WHAT TO PRODUCE:
Copy out each of the items below word for word.

☆ ☆ ☆ ☆ ☆

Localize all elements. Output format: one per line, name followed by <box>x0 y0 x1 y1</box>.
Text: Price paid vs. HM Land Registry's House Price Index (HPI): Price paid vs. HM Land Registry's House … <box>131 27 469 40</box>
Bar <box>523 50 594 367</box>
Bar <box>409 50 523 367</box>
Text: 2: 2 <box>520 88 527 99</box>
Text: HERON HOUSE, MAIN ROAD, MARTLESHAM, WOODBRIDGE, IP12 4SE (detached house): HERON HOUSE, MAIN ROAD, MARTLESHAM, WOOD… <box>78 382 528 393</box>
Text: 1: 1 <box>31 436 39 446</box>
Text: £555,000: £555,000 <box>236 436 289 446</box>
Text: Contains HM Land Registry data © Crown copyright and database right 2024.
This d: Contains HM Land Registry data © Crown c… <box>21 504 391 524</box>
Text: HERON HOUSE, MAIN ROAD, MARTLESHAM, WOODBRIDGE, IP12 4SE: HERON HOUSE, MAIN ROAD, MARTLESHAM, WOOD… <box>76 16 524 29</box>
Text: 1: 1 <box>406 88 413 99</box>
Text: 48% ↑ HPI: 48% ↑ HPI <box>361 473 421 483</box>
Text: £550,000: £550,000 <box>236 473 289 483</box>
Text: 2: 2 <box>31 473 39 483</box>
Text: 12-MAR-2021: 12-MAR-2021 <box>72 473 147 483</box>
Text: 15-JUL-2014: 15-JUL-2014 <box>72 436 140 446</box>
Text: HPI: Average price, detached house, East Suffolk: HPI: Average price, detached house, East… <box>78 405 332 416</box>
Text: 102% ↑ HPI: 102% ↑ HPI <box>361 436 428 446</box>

☆ ☆ ☆ ☆ ☆

COMPLETED EXERCISE:
Localize all elements. Output format: one per line, name followed by <box>x0 y0 x1 y1</box>.
Text: Price paid vs. HM Land Registry's House Price Index (HPI): Price paid vs. HM Land Registry's House … <box>131 27 469 40</box>
Bar <box>523 50 594 367</box>
Bar <box>409 50 523 367</box>
Text: 2: 2 <box>520 88 527 99</box>
Text: HERON HOUSE, MAIN ROAD, MARTLESHAM, WOODBRIDGE, IP12 4SE (detached house): HERON HOUSE, MAIN ROAD, MARTLESHAM, WOOD… <box>78 382 528 393</box>
Text: 1: 1 <box>31 436 39 446</box>
Text: £555,000: £555,000 <box>236 436 289 446</box>
Text: Contains HM Land Registry data © Crown copyright and database right 2024.
This d: Contains HM Land Registry data © Crown c… <box>21 504 391 524</box>
Text: HERON HOUSE, MAIN ROAD, MARTLESHAM, WOODBRIDGE, IP12 4SE: HERON HOUSE, MAIN ROAD, MARTLESHAM, WOOD… <box>76 16 524 29</box>
Text: 1: 1 <box>406 88 413 99</box>
Text: 48% ↑ HPI: 48% ↑ HPI <box>361 473 421 483</box>
Text: £550,000: £550,000 <box>236 473 289 483</box>
Text: 2: 2 <box>31 473 39 483</box>
Text: 12-MAR-2021: 12-MAR-2021 <box>72 473 147 483</box>
Text: 15-JUL-2014: 15-JUL-2014 <box>72 436 140 446</box>
Text: HPI: Average price, detached house, East Suffolk: HPI: Average price, detached house, East… <box>78 405 332 416</box>
Text: 102% ↑ HPI: 102% ↑ HPI <box>361 436 428 446</box>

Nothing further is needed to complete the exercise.